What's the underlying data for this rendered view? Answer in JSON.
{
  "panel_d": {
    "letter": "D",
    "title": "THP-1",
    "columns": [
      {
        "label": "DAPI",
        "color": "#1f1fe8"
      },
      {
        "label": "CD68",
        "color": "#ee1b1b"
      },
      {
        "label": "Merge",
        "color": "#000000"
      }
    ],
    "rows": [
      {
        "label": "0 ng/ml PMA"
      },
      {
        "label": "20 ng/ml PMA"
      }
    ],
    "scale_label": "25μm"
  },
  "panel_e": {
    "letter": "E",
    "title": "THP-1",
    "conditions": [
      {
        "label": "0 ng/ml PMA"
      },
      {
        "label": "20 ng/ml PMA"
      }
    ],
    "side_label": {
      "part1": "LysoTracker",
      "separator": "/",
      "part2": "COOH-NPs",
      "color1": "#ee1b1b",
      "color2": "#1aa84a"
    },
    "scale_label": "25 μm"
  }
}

INSTRUCTION:
Transcribe each entry precisely, missing none.

WRITTEN RESPONSE:
What's the underlying data for this rendered view? Answer in JSON.
{
  "panel_d": {
    "letter": "D",
    "title": "THP-1",
    "columns": [
      {
        "label": "DAPI",
        "color": "#1f1fe8"
      },
      {
        "label": "CD68",
        "color": "#ee1b1b"
      },
      {
        "label": "Merge",
        "color": "#000000"
      }
    ],
    "rows": [
      {
        "label": "0 ng/ml PMA"
      },
      {
        "label": "20 ng/ml PMA"
      }
    ],
    "scale_label": "25μm"
  },
  "panel_e": {
    "letter": "E",
    "title": "THP-1",
    "conditions": [
      {
        "label": "0 ng/ml PMA"
      },
      {
        "label": "20 ng/ml PMA"
      }
    ],
    "side_label": {
      "part1": "LysoTracker",
      "separator": "/",
      "part2": "COOH-NPs",
      "color1": "#ee1b1b",
      "color2": "#1aa84a"
    },
    "scale_label": "25 μm"
  }
}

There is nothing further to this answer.